Written problem: Rewrite the lines from the line with "List all visible" to the line with "svg-text:300mm: 300mm [30, 100, 51, 163]", changing "components" to "items" and keeping everything else the same. Do not include the pictures.
** Begin Provided data **
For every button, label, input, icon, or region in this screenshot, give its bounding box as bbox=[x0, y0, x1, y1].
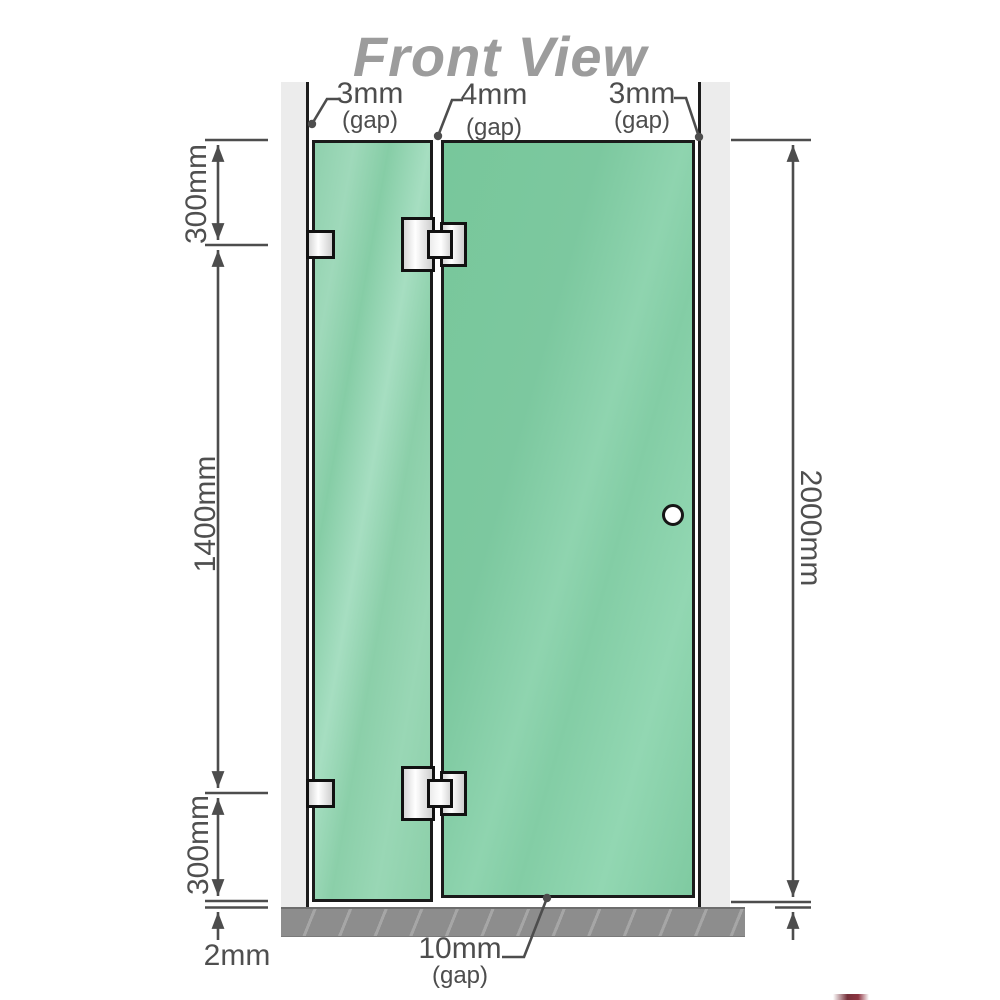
** End Provided data **
** Begin Provided data **
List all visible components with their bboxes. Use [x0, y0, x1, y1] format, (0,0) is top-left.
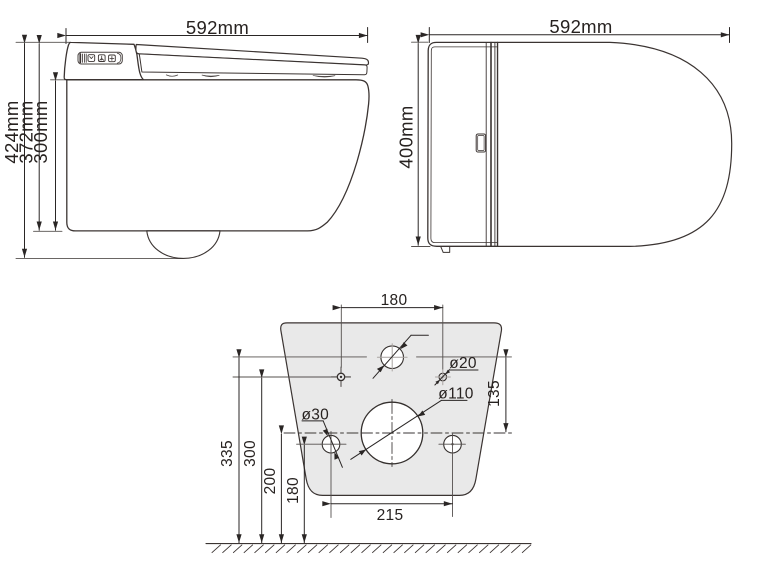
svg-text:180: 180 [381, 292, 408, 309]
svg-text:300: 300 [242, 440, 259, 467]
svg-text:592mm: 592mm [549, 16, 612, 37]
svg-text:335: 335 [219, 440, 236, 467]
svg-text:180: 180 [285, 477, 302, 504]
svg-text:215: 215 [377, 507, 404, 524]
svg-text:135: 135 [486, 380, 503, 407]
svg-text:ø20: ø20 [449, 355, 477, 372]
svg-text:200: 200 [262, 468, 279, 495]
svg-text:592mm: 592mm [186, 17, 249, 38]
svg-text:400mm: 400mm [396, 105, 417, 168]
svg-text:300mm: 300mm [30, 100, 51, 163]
** End Provided data **
The answer:
List all visible items with their bboxes. Use [x0, y0, x1, y1] format, (0,0) is top-left.
svg-text:180: 180 [381, 292, 408, 309]
svg-text:300: 300 [242, 440, 259, 467]
svg-text:592mm: 592mm [549, 16, 612, 37]
svg-text:335: 335 [219, 440, 236, 467]
svg-text:180: 180 [285, 477, 302, 504]
svg-text:215: 215 [377, 507, 404, 524]
svg-text:135: 135 [486, 380, 503, 407]
svg-text:ø20: ø20 [449, 355, 477, 372]
svg-text:200: 200 [262, 468, 279, 495]
svg-text:592mm: 592mm [186, 17, 249, 38]
svg-text:400mm: 400mm [396, 105, 417, 168]
svg-text:300mm: 300mm [30, 100, 51, 163]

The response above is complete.